BRIEF >>
Copy out the data exactly, leaving the pictures behind.

— Begin GIVEN DATA —

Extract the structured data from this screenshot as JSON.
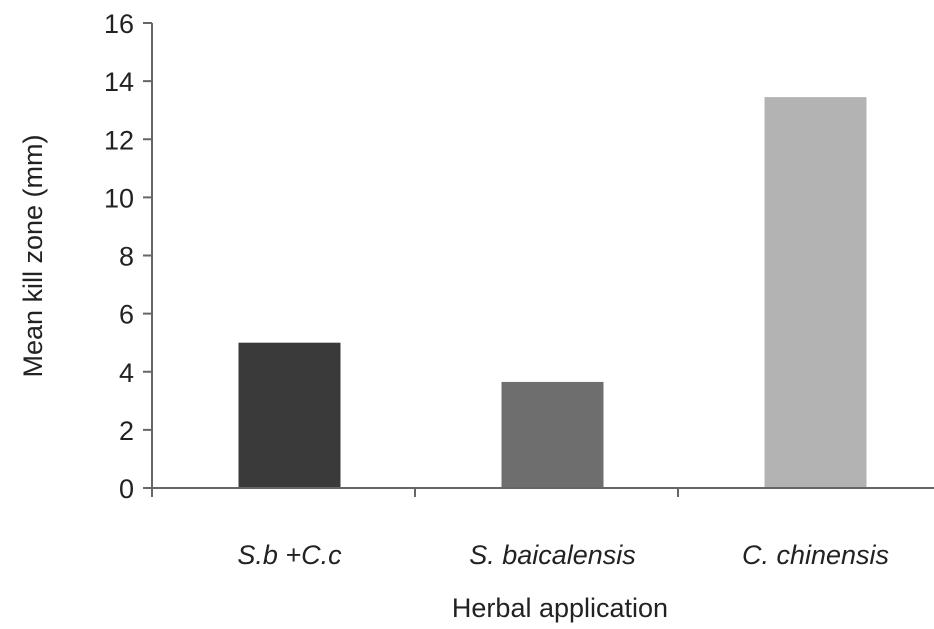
{
  "chart_data": {
    "type": "bar",
    "categories": [
      "S.b +C.c",
      "S. baicalensis",
      "C. chinensis"
    ],
    "values": [
      5.0,
      3.65,
      13.45
    ],
    "colors": [
      "#3a3a3a",
      "#6e6e6e",
      "#b3b3b3"
    ],
    "xlabel": "Herbal application",
    "ylabel": "Mean kill zone (mm)",
    "ylim": [
      0,
      16
    ],
    "yticks": [
      0,
      2,
      4,
      6,
      8,
      10,
      12,
      14,
      16
    ],
    "grid": false
  }
}
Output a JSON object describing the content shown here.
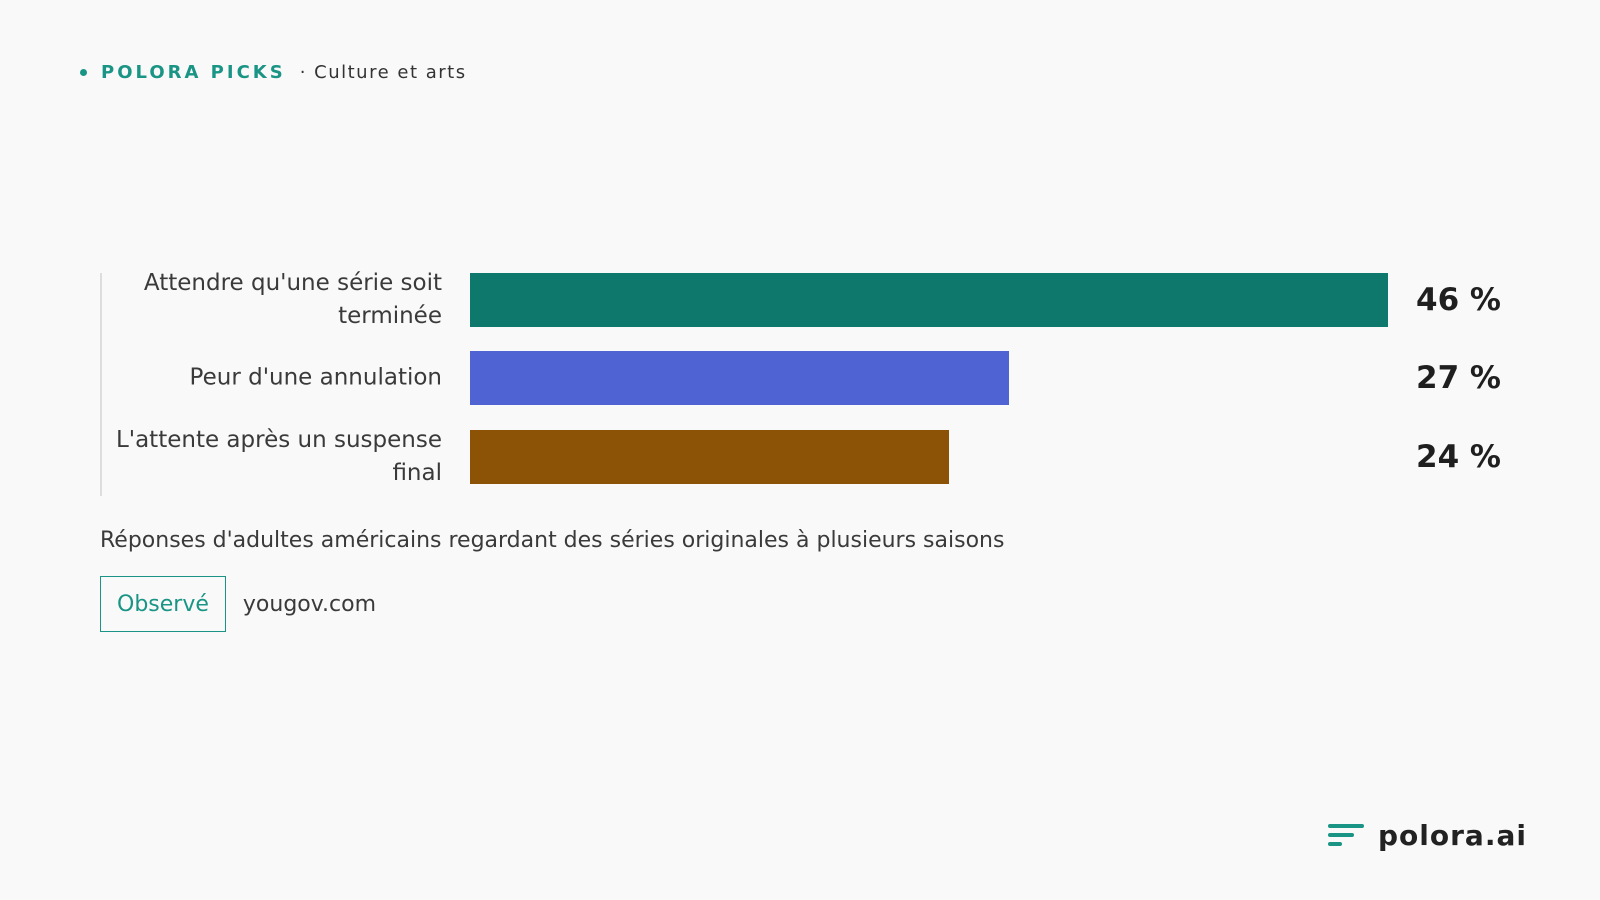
{
  "header": {
    "brand": "POLORA PICKS",
    "category": "· Culture et arts"
  },
  "colors": {
    "accent": "#1a9585"
  },
  "chart_data": {
    "type": "bar",
    "orientation": "horizontal",
    "categories": [
      "Attendre qu'une série soit terminée",
      "Peur d'une annulation",
      "L'attente après un suspense final"
    ],
    "values": [
      46,
      27,
      24
    ],
    "value_labels": [
      "46 %",
      "27 %",
      "24 %"
    ],
    "colors": [
      "#0f786c",
      "#4f63d2",
      "#8c5206"
    ],
    "xlim": [
      0,
      46
    ],
    "grid": false,
    "legend": "none"
  },
  "note": "Réponses d'adultes américains regardant des séries originales à plusieurs saisons",
  "source": {
    "badge": "Observé",
    "domain": "yougov.com"
  },
  "logo": {
    "name": "polora.ai",
    "icon": "polora-logo-icon"
  }
}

— End GIVEN DATA —

TASK RESPONSE >>
Extract the structured data from this screenshot as JSON.
{
  "chart_data": {
    "type": "bar",
    "categories": [
      "S.b +C.c",
      "S. baicalensis",
      "C. chinensis"
    ],
    "values": [
      5.0,
      3.65,
      13.45
    ],
    "colors": [
      "#3a3a3a",
      "#6e6e6e",
      "#b3b3b3"
    ],
    "xlabel": "Herbal application",
    "ylabel": "Mean kill zone (mm)",
    "ylim": [
      0,
      16
    ],
    "yticks": [
      0,
      2,
      4,
      6,
      8,
      10,
      12,
      14,
      16
    ],
    "grid": false
  }
}
Output a JSON object describing the content shown here.
{
  "header": {
    "brand": "POLORA PICKS",
    "category": "· Culture et arts"
  },
  "colors": {
    "accent": "#1a9585"
  },
  "chart_data": {
    "type": "bar",
    "orientation": "horizontal",
    "categories": [
      "Attendre qu'une série soit terminée",
      "Peur d'une annulation",
      "L'attente après un suspense final"
    ],
    "values": [
      46,
      27,
      24
    ],
    "value_labels": [
      "46 %",
      "27 %",
      "24 %"
    ],
    "colors": [
      "#0f786c",
      "#4f63d2",
      "#8c5206"
    ],
    "xlim": [
      0,
      46
    ],
    "grid": false,
    "legend": "none"
  },
  "note": "Réponses d'adultes américains regardant des séries originales à plusieurs saisons",
  "source": {
    "badge": "Observé",
    "domain": "yougov.com"
  },
  "logo": {
    "name": "polora.ai",
    "icon": "polora-logo-icon"
  }
}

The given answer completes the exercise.